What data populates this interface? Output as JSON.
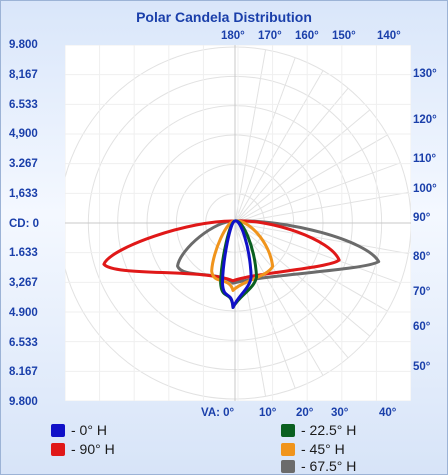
{
  "chart_data": {
    "type": "polar",
    "title": "Polar Candela Distribution",
    "cd_ticks": [
      "9.800",
      "8,167",
      "6.533",
      "4,900",
      "3.267",
      "1,633",
      "CD: 0",
      "1.633",
      "3,267",
      "4.900",
      "6.533",
      "8.167",
      "9.800"
    ],
    "top_angle_labels": [
      "180°",
      "170°",
      "160°",
      "150°",
      "140°"
    ],
    "right_angle_labels": [
      "130°",
      "120°",
      "110°",
      "100°",
      "90°",
      "80°",
      "70°",
      "60°",
      "50°"
    ],
    "bottom_angle_labels": [
      "VA: 0°",
      "10°",
      "20°",
      "30°",
      "40°"
    ],
    "series": [
      {
        "name": "- 0° H",
        "color": "#1010c8",
        "left_extent": 0.7,
        "right_extent": 0.9,
        "depth": 3.4
      },
      {
        "name": "- 90° H",
        "color": "#e01818",
        "left_extent": 7.3,
        "right_extent": 5.8,
        "depth": 2.3
      },
      {
        "name": "- 22.5° H",
        "color": "#0a6020",
        "left_extent": 0.8,
        "right_extent": 1.2,
        "depth": 3.4
      },
      {
        "name": "- 45° H",
        "color": "#f0941c",
        "left_extent": 1.3,
        "right_extent": 2.1,
        "depth": 2.7
      },
      {
        "name": "- 67.5° H",
        "color": "#6b6b6b",
        "left_extent": 3.2,
        "right_extent": 8.0,
        "depth": 2.4
      }
    ]
  }
}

□ □ □ □

> [Work to complete]: In the listing above, locate each line with "color" and copy it.

> [Answer to the task]:
        "color": "#1010c8",
        "color": "#e01818",
        "color": "#0a6020",
        "color": "#f0941c",
        "color": "#6b6b6b",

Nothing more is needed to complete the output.